**Supplied entries**
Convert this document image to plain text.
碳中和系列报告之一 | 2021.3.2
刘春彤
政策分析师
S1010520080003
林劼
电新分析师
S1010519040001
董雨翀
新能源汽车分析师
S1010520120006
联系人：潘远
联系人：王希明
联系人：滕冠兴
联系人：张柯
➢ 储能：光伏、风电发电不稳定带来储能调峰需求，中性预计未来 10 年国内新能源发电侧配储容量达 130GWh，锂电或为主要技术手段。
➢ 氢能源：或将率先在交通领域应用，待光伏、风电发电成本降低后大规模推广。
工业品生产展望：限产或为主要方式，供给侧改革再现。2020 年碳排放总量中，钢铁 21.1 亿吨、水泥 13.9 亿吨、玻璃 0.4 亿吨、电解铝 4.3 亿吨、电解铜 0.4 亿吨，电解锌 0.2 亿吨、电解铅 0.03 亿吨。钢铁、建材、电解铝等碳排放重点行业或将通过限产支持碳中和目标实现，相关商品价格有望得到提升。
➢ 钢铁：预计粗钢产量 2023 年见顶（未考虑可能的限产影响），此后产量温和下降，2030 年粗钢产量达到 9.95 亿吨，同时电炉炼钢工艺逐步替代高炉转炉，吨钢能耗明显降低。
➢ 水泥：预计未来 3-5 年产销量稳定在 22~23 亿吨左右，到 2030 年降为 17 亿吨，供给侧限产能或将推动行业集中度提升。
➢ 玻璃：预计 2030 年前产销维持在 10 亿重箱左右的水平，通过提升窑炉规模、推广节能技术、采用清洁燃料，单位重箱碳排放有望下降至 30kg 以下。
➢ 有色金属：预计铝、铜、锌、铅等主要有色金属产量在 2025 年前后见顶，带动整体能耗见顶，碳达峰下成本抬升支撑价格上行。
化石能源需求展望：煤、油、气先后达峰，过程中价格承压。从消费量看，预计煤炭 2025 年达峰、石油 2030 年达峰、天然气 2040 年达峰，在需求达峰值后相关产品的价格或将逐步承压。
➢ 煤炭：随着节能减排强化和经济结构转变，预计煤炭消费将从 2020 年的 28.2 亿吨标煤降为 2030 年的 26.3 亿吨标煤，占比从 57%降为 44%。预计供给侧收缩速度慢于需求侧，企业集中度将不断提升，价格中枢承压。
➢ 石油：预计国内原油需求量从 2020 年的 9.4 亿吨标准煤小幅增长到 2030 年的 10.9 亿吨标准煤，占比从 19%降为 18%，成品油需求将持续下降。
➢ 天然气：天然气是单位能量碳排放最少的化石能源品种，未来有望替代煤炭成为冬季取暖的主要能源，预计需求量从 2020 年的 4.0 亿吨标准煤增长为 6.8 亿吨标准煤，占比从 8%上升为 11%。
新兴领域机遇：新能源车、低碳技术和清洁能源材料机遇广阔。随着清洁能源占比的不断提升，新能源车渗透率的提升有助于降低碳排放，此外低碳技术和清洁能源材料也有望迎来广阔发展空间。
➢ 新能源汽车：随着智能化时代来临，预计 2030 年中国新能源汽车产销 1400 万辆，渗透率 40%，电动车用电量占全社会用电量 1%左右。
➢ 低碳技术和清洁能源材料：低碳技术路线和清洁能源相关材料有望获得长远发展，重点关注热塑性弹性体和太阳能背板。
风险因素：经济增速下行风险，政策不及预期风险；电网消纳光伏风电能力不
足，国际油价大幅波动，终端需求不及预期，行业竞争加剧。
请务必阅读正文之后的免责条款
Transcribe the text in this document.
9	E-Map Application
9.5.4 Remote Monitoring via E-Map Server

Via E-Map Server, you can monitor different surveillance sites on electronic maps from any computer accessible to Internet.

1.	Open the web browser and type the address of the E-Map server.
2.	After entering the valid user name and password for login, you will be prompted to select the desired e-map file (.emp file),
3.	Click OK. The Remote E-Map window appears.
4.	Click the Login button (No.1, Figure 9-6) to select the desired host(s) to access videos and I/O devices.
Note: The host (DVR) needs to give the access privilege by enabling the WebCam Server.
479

**Task**
Reproduce exactly the line that holds "Transcribe the text in this document.", then every line after it, ending with the final line of the records above.

**Final answer**
Transcribe the text in this document.
9	E-Map Application
9.5.4 Remote Monitoring via E-Map Server

Via E-Map Server, you can monitor different surveillance sites on electronic maps from any computer accessible to Internet.

1.	Open the web browser and type the address of the E-Map server.
2.	After entering the valid user name and password for login, you will be prompted to select the desired e-map file (.emp file),
3.	Click OK. The Remote E-Map window appears.
4.	Click the Login button (No.1, Figure 9-6) to select the desired host(s) to access videos and I/O devices.
Note: The host (DVR) needs to give the access privilege by enabling the WebCam Server.
479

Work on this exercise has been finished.